## Exercise
From the entries that follow, extract each line holding the string "九民会纪要关于".

"""

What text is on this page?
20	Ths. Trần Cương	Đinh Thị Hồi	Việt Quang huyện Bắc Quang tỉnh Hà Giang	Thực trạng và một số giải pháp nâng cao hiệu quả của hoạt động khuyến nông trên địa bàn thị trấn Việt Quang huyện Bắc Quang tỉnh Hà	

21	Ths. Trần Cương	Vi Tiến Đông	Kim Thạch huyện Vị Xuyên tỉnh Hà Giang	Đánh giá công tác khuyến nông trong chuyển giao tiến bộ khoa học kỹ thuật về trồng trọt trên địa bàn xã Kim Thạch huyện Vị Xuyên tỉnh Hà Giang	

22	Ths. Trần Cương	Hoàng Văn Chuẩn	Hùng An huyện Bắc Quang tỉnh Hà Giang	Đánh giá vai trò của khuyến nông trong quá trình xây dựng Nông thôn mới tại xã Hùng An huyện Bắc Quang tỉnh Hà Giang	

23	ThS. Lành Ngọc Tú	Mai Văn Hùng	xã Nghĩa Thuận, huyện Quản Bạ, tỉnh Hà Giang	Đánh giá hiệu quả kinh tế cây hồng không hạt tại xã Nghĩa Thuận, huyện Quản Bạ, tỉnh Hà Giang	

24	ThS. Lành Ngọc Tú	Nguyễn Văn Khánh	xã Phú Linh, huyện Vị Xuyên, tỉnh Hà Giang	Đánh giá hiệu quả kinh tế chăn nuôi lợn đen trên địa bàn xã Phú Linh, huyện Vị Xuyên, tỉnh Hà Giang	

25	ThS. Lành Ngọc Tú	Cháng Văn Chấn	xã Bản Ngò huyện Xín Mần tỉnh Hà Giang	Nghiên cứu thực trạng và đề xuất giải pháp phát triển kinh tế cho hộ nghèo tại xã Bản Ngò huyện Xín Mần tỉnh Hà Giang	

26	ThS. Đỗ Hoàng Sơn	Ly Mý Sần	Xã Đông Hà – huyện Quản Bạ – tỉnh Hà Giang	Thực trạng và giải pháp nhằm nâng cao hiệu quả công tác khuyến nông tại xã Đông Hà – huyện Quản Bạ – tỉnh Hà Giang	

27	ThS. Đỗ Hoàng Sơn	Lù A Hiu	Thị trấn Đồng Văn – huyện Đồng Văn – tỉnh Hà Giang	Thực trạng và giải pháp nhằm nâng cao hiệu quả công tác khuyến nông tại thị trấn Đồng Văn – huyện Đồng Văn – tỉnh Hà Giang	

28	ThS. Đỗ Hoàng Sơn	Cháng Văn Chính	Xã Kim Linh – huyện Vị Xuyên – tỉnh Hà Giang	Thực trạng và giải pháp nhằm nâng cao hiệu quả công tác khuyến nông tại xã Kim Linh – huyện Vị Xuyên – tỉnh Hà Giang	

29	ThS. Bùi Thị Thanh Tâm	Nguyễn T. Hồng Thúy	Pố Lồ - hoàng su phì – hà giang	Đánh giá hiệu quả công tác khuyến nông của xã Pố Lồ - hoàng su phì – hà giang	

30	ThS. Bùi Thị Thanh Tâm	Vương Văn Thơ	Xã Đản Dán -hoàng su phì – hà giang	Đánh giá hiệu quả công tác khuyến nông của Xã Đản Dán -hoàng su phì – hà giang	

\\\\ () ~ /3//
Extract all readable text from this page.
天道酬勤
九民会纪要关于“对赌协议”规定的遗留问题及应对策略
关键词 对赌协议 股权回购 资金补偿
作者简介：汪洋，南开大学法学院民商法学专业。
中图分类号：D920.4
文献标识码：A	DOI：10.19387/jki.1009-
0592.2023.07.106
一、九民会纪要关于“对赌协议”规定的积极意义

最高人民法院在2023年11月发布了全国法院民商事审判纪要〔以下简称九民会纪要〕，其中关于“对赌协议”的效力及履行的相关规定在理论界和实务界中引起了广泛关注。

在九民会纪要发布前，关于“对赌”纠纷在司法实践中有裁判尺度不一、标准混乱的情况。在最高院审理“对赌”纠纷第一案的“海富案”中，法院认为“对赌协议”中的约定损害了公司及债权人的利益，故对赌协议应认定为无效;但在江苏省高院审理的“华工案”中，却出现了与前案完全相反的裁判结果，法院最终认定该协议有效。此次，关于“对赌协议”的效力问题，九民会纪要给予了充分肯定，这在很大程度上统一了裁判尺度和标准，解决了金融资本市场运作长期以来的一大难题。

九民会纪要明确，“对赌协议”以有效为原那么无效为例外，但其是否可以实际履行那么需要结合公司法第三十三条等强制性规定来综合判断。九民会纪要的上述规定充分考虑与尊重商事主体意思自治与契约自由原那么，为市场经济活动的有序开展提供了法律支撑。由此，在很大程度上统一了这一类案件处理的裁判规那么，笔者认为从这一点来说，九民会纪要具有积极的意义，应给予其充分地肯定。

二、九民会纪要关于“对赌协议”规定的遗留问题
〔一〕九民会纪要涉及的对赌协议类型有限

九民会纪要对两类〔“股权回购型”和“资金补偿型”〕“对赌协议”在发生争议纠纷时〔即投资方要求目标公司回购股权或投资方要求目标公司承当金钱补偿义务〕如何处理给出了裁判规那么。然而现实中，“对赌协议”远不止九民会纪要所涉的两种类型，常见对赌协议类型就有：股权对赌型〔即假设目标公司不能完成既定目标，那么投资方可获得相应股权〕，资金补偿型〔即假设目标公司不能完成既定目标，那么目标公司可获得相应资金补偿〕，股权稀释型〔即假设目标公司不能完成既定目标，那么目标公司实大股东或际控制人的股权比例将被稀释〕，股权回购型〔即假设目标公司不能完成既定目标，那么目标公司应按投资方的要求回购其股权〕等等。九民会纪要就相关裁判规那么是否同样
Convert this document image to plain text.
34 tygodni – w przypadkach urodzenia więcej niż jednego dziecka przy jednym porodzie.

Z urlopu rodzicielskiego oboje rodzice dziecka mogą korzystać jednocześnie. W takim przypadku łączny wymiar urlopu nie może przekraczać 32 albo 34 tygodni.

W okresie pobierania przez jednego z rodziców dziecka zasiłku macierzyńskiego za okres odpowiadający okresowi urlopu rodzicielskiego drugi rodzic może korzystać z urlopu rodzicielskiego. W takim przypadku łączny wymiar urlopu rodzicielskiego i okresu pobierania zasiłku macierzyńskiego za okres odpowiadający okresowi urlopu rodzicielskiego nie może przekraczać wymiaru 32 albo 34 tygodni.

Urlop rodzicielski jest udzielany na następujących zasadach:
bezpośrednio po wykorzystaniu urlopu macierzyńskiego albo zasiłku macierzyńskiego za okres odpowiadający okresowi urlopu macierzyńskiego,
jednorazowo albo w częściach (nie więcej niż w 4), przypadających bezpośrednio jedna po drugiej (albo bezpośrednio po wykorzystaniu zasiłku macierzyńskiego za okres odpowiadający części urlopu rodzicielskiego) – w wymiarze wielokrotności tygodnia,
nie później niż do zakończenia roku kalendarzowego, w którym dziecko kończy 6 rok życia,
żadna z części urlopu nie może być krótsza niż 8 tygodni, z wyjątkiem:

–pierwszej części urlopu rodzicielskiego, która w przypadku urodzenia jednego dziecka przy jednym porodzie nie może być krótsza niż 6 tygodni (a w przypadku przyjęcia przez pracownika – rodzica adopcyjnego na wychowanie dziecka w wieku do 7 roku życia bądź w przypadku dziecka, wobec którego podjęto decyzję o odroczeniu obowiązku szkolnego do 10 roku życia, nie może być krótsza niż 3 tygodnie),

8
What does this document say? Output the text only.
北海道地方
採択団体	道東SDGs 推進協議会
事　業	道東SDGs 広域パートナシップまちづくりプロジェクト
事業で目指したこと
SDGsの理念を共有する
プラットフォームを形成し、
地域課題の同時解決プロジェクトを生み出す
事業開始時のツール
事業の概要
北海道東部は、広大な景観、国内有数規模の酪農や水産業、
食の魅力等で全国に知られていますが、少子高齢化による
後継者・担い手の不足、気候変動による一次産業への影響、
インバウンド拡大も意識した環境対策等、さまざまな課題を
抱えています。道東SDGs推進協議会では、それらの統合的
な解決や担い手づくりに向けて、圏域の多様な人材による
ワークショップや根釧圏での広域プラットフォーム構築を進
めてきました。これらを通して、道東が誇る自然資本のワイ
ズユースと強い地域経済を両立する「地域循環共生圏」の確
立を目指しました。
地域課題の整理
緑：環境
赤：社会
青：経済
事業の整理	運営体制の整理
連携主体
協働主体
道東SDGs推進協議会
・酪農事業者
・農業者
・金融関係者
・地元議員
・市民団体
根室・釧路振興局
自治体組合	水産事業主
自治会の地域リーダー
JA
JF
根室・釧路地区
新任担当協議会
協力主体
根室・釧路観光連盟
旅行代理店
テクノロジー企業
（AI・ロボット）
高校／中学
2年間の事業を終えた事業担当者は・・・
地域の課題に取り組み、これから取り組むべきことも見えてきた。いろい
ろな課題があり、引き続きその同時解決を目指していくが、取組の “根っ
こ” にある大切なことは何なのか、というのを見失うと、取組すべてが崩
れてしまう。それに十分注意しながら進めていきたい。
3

"""

## Response to this task
九民会纪要关于“对赌协议”规定的遗留问题及应对策略
一、九民会纪要关于“对赌协议”规定的积极意义
二、九民会纪要关于“对赌协议”规定的遗留问题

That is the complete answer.